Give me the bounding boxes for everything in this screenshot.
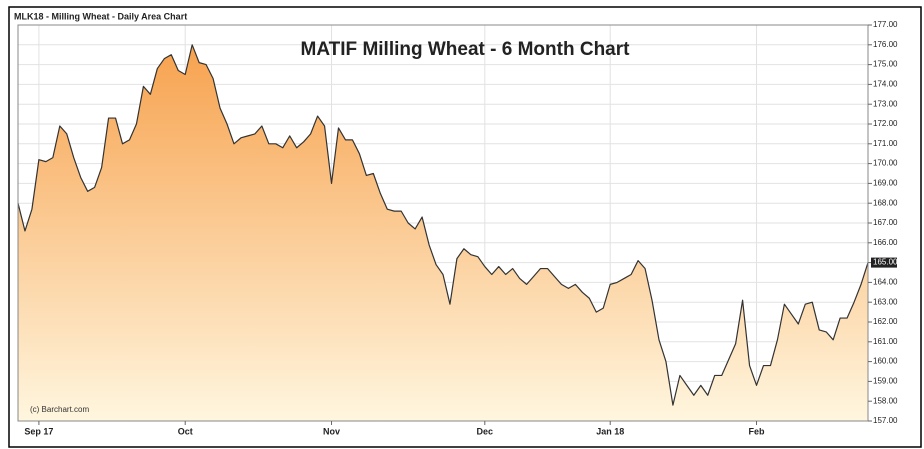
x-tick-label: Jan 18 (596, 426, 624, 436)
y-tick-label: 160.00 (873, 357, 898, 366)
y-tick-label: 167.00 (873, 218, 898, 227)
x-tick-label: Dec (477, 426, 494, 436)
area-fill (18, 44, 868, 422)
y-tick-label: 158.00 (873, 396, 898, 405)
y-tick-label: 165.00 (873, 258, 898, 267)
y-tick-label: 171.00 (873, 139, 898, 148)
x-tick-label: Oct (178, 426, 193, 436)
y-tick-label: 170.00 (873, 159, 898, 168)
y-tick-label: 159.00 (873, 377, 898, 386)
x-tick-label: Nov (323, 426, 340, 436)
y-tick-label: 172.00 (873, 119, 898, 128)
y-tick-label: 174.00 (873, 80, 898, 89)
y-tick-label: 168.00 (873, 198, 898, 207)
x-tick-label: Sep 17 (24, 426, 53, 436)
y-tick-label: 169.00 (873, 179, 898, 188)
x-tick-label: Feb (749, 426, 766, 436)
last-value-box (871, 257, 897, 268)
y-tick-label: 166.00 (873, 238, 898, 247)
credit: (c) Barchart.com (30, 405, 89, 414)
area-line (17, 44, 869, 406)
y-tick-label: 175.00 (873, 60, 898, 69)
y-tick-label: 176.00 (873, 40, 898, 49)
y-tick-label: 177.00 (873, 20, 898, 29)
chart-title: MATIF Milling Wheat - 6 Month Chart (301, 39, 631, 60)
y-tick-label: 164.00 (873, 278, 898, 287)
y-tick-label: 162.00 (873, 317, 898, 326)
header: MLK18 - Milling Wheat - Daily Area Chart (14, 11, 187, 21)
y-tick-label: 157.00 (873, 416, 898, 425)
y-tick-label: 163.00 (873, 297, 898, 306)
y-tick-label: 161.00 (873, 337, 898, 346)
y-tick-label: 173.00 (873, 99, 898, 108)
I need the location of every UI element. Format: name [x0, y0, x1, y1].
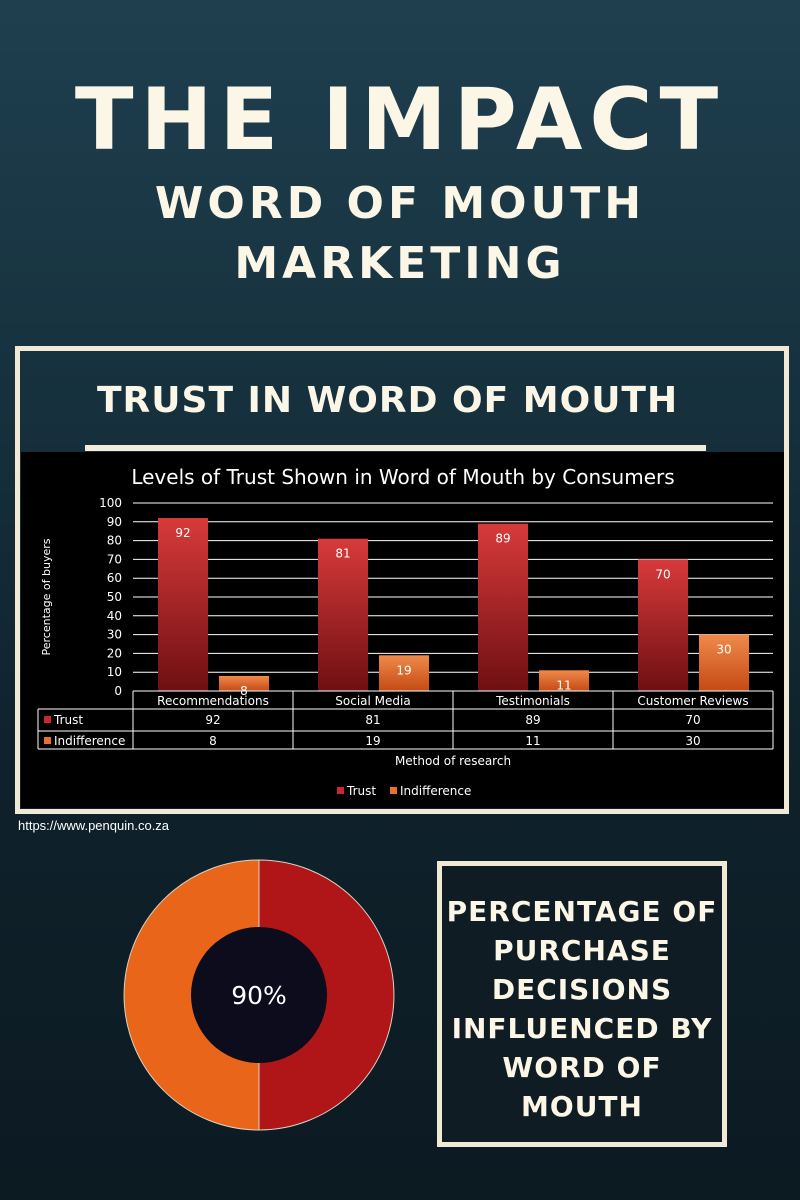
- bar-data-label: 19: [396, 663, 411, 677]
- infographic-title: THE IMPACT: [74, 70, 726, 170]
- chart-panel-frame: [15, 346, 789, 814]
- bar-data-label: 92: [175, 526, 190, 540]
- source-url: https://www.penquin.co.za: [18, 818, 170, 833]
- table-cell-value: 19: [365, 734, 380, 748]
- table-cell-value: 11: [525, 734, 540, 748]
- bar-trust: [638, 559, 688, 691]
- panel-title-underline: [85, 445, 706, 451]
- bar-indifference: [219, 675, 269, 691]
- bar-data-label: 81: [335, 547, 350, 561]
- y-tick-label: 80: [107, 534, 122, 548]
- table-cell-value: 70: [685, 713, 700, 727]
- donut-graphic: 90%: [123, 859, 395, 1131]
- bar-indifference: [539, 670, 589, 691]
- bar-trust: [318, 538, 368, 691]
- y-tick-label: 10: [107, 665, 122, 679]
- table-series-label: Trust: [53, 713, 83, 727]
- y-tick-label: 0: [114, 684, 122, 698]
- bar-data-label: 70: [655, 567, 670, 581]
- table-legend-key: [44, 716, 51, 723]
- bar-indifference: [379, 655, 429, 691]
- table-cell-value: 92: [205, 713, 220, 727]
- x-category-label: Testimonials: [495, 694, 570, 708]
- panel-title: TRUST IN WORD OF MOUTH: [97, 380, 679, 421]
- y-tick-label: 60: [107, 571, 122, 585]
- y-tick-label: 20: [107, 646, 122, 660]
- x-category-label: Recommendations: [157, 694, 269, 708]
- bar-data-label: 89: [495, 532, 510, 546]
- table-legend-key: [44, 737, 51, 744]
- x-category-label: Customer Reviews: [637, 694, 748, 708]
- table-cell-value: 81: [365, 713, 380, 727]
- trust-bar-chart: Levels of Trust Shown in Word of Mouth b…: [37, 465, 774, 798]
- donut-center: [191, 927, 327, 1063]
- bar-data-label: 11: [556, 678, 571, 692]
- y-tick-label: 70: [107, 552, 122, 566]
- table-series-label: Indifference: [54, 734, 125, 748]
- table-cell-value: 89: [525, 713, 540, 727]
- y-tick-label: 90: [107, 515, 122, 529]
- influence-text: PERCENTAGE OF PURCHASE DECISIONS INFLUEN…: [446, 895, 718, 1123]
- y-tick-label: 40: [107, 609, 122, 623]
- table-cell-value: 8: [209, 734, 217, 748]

PROBLEM TO SOLVE:
Reproduce every line of the records above verbatim, omitting the pictures.

WRITTEN REPLY:
Give me the bounding boxes for everything in this screenshot.
x-tick-label: Jan 18 (596, 426, 624, 436)
y-tick-label: 160.00 (873, 357, 898, 366)
y-tick-label: 167.00 (873, 218, 898, 227)
x-tick-label: Dec (477, 426, 494, 436)
area-fill (18, 44, 868, 422)
y-tick-label: 158.00 (873, 396, 898, 405)
y-tick-label: 165.00 (873, 258, 898, 267)
y-tick-label: 171.00 (873, 139, 898, 148)
x-tick-label: Oct (178, 426, 193, 436)
y-tick-label: 170.00 (873, 159, 898, 168)
y-tick-label: 159.00 (873, 377, 898, 386)
x-tick-label: Nov (323, 426, 340, 436)
y-tick-label: 172.00 (873, 119, 898, 128)
y-tick-label: 174.00 (873, 80, 898, 89)
y-tick-label: 168.00 (873, 198, 898, 207)
x-tick-label: Sep 17 (24, 426, 53, 436)
y-tick-label: 169.00 (873, 179, 898, 188)
x-tick-label: Feb (749, 426, 766, 436)
last-value-box (871, 257, 897, 268)
y-tick-label: 166.00 (873, 238, 898, 247)
credit: (c) Barchart.com (30, 405, 89, 414)
area-line (17, 44, 869, 406)
y-tick-label: 175.00 (873, 60, 898, 69)
y-tick-label: 176.00 (873, 40, 898, 49)
y-tick-label: 177.00 (873, 20, 898, 29)
chart-title: MATIF Milling Wheat - 6 Month Chart (301, 39, 631, 60)
y-tick-label: 164.00 (873, 278, 898, 287)
y-tick-label: 162.00 (873, 317, 898, 326)
header: MLK18 - Milling Wheat - Daily Area Chart (14, 11, 187, 21)
y-tick-label: 157.00 (873, 416, 898, 425)
y-tick-label: 163.00 (873, 297, 898, 306)
y-tick-label: 161.00 (873, 337, 898, 346)
y-tick-label: 173.00 (873, 99, 898, 108)
I need the location of every UI element. Format: name [x0, y0, x1, y1].
- bar-data-label: 19: [396, 663, 411, 677]
- infographic-title: THE IMPACT: [74, 70, 726, 170]
- chart-panel-frame: [15, 346, 789, 814]
- bar-data-label: 92: [175, 526, 190, 540]
- source-url: https://www.penquin.co.za: [18, 818, 170, 833]
- table-cell-value: 19: [365, 734, 380, 748]
- table-cell-value: 11: [525, 734, 540, 748]
- bar-trust: [638, 559, 688, 691]
- panel-title-underline: [85, 445, 706, 451]
- bar-indifference: [219, 675, 269, 691]
- bar-data-label: 81: [335, 547, 350, 561]
- y-tick-label: 80: [107, 534, 122, 548]
- table-cell-value: 70: [685, 713, 700, 727]
- donut-graphic: 90%: [123, 859, 395, 1131]
- bar-indifference: [539, 670, 589, 691]
- bar-trust: [318, 538, 368, 691]
- y-tick-label: 10: [107, 665, 122, 679]
- table-series-label: Trust: [53, 713, 83, 727]
- y-tick-label: 0: [114, 684, 122, 698]
- bar-data-label: 70: [655, 567, 670, 581]
- table-legend-key: [44, 716, 51, 723]
- bar-indifference: [379, 655, 429, 691]
- table-cell-value: 92: [205, 713, 220, 727]
- x-category-label: Testimonials: [495, 694, 570, 708]
- panel-title: TRUST IN WORD OF MOUTH: [97, 380, 679, 421]
- y-tick-label: 60: [107, 571, 122, 585]
- y-tick-label: 20: [107, 646, 122, 660]
- x-category-label: Recommendations: [157, 694, 269, 708]
- bar-data-label: 89: [495, 532, 510, 546]
- table-legend-key: [44, 737, 51, 744]
- x-category-label: Customer Reviews: [637, 694, 748, 708]
- table-cell-value: 81: [365, 713, 380, 727]
- trust-bar-chart: Levels of Trust Shown in Word of Mouth b…: [37, 465, 774, 798]
- donut-center: [191, 927, 327, 1063]
- bar-data-label: 11: [556, 678, 571, 692]
- y-tick-label: 70: [107, 552, 122, 566]
- table-series-label: Indifference: [54, 734, 125, 748]
- table-cell-value: 89: [525, 713, 540, 727]
- y-tick-label: 90: [107, 515, 122, 529]
- influence-text: PERCENTAGE OF PURCHASE DECISIONS INFLUEN…: [446, 895, 718, 1123]
- y-tick-label: 40: [107, 609, 122, 623]
- table-cell-value: 8: [209, 734, 217, 748]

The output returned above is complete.